Prompt = In how many lines of the data does the word "Control" appear? Give the number by itself.

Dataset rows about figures
*-*-*

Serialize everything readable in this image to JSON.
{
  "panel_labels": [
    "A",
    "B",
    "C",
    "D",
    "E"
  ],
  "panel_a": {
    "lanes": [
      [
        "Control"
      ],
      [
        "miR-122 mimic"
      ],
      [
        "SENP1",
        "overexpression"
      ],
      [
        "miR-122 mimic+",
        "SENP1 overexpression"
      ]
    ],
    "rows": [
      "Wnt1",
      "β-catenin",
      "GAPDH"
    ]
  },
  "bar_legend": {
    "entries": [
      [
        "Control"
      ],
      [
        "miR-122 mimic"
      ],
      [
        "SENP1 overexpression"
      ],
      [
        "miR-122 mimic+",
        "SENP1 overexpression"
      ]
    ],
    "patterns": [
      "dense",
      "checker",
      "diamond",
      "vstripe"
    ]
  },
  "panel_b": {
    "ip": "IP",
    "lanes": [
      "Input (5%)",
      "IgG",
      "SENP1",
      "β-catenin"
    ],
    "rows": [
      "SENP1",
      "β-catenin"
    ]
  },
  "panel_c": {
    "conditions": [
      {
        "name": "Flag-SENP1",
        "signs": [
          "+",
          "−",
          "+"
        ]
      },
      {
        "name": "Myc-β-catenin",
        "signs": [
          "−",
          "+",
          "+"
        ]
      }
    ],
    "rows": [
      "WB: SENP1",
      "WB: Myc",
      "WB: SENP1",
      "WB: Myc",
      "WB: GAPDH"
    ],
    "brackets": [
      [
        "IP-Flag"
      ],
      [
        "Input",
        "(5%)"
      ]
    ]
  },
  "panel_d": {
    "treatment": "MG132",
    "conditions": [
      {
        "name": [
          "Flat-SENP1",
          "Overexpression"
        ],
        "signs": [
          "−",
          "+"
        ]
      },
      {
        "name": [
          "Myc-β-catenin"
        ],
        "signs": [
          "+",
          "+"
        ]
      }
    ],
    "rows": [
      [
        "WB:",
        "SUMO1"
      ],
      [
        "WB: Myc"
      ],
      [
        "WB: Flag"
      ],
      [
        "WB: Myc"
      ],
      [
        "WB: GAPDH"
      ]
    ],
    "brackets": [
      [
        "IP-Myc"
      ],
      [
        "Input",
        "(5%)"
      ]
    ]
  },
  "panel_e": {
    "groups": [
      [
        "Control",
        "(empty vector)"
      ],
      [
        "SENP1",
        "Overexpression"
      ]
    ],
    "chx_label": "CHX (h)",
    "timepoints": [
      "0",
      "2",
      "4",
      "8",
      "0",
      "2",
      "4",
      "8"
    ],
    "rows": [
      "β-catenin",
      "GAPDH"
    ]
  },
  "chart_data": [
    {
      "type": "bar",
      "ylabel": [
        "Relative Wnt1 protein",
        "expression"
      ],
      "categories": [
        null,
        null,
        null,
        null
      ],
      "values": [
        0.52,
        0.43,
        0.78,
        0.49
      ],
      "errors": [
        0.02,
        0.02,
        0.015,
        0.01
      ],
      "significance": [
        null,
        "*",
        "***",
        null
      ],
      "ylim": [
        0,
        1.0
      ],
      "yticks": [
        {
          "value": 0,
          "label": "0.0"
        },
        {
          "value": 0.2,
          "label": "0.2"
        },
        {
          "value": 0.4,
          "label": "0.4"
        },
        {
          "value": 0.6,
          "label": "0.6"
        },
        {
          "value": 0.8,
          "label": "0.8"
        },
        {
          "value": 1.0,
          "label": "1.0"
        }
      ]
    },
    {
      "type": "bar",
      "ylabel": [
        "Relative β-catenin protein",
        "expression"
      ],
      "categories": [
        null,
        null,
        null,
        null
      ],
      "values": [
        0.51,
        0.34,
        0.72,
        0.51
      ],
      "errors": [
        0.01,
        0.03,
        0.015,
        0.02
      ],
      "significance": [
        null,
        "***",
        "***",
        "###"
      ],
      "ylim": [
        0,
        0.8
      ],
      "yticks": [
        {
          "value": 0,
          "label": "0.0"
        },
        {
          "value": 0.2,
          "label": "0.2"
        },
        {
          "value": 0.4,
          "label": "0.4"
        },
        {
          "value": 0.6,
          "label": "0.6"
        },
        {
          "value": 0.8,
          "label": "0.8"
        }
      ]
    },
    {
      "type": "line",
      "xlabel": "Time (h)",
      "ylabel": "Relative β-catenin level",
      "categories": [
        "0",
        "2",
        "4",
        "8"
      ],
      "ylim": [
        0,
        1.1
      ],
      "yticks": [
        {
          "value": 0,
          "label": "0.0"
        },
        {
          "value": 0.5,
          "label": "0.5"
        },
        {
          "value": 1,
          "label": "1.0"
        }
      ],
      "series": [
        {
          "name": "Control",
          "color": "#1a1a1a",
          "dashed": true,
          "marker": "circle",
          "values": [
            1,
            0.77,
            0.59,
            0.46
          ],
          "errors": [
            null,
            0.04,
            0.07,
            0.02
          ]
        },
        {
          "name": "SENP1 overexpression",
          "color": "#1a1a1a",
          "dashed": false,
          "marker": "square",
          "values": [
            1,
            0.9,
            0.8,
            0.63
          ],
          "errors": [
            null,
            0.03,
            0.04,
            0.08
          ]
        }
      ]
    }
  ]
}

*-*-*

Task output = 4